▶ **WHAT THE TASK ASKS**
Give the listing below again in full, exactly as written.

▶ **DATA ENTRIES**
[Begin]

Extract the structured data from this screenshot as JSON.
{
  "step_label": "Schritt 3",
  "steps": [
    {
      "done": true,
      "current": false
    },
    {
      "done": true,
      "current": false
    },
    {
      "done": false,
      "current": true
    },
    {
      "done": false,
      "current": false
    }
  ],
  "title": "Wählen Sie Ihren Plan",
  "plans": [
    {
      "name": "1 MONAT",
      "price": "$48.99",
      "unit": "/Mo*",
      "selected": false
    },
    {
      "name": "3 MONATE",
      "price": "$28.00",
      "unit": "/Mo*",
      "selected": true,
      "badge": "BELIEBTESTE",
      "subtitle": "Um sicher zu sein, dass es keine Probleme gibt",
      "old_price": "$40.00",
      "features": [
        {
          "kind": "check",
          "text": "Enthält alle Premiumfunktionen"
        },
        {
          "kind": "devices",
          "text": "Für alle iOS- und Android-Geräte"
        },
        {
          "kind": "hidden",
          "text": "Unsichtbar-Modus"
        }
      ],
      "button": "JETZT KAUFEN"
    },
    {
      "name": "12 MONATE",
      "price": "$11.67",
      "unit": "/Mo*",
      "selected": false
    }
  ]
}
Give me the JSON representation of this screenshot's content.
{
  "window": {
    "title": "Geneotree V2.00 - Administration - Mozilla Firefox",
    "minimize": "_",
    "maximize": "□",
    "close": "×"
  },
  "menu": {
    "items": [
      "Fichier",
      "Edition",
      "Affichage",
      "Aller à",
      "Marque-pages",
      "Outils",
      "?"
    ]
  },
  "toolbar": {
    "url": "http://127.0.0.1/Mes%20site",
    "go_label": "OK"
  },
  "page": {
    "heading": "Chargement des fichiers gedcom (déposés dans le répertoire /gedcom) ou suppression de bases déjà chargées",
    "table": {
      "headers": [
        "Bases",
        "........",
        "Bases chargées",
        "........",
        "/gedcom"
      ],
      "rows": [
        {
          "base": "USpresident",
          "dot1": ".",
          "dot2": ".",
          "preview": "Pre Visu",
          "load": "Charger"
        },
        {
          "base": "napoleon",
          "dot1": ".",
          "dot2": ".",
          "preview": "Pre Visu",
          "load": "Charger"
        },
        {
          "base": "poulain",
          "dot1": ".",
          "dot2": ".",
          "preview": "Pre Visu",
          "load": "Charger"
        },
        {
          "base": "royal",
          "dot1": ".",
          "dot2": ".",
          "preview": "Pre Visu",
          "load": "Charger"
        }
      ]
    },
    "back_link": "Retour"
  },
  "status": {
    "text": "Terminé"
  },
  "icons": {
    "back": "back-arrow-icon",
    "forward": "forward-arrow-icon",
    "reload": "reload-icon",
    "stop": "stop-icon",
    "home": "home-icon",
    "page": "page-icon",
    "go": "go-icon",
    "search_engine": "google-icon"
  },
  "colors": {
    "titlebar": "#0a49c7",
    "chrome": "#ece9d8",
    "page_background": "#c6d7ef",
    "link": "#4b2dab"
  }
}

[End]

▶ **THE RESULT**
Extract the structured data from this screenshot as JSON.
{
  "step_label": "Schritt 3",
  "steps": [
    {
      "done": true,
      "current": false
    },
    {
      "done": true,
      "current": false
    },
    {
      "done": false,
      "current": true
    },
    {
      "done": false,
      "current": false
    }
  ],
  "title": "Wählen Sie Ihren Plan",
  "plans": [
    {
      "name": "1 MONAT",
      "price": "$48.99",
      "unit": "/Mo*",
      "selected": false
    },
    {
      "name": "3 MONATE",
      "price": "$28.00",
      "unit": "/Mo*",
      "selected": true,
      "badge": "BELIEBTESTE",
      "subtitle": "Um sicher zu sein, dass es keine Probleme gibt",
      "old_price": "$40.00",
      "features": [
        {
          "kind": "check",
          "text": "Enthält alle Premiumfunktionen"
        },
        {
          "kind": "devices",
          "text": "Für alle iOS- und Android-Geräte"
        },
        {
          "kind": "hidden",
          "text": "Unsichtbar-Modus"
        }
      ],
      "button": "JETZT KAUFEN"
    },
    {
      "name": "12 MONATE",
      "price": "$11.67",
      "unit": "/Mo*",
      "selected": false
    }
  ]
}
Give me the JSON representation of this screenshot's content.
{
  "window": {
    "title": "Geneotree V2.00 - Administration - Mozilla Firefox",
    "minimize": "_",
    "maximize": "□",
    "close": "×"
  },
  "menu": {
    "items": [
      "Fichier",
      "Edition",
      "Affichage",
      "Aller à",
      "Marque-pages",
      "Outils",
      "?"
    ]
  },
  "toolbar": {
    "url": "http://127.0.0.1/Mes%20site",
    "go_label": "OK"
  },
  "page": {
    "heading": "Chargement des fichiers gedcom (déposés dans le répertoire /gedcom) ou suppression de bases déjà chargées",
    "table": {
      "headers": [
        "Bases",
        "........",
        "Bases chargées",
        "........",
        "/gedcom"
      ],
      "rows": [
        {
          "base": "USpresident",
          "dot1": ".",
          "dot2": ".",
          "preview": "Pre Visu",
          "load": "Charger"
        },
        {
          "base": "napoleon",
          "dot1": ".",
          "dot2": ".",
          "preview": "Pre Visu",
          "load": "Charger"
        },
        {
          "base": "poulain",
          "dot1": ".",
          "dot2": ".",
          "preview": "Pre Visu",
          "load": "Charger"
        },
        {
          "base": "royal",
          "dot1": ".",
          "dot2": ".",
          "preview": "Pre Visu",
          "load": "Charger"
        }
      ]
    },
    "back_link": "Retour"
  },
  "status": {
    "text": "Terminé"
  },
  "icons": {
    "back": "back-arrow-icon",
    "forward": "forward-arrow-icon",
    "reload": "reload-icon",
    "stop": "stop-icon",
    "home": "home-icon",
    "page": "page-icon",
    "go": "go-icon",
    "search_engine": "google-icon"
  },
  "colors": {
    "titlebar": "#0a49c7",
    "chrome": "#ece9d8",
    "page_background": "#c6d7ef",
    "link": "#4b2dab"
  }
}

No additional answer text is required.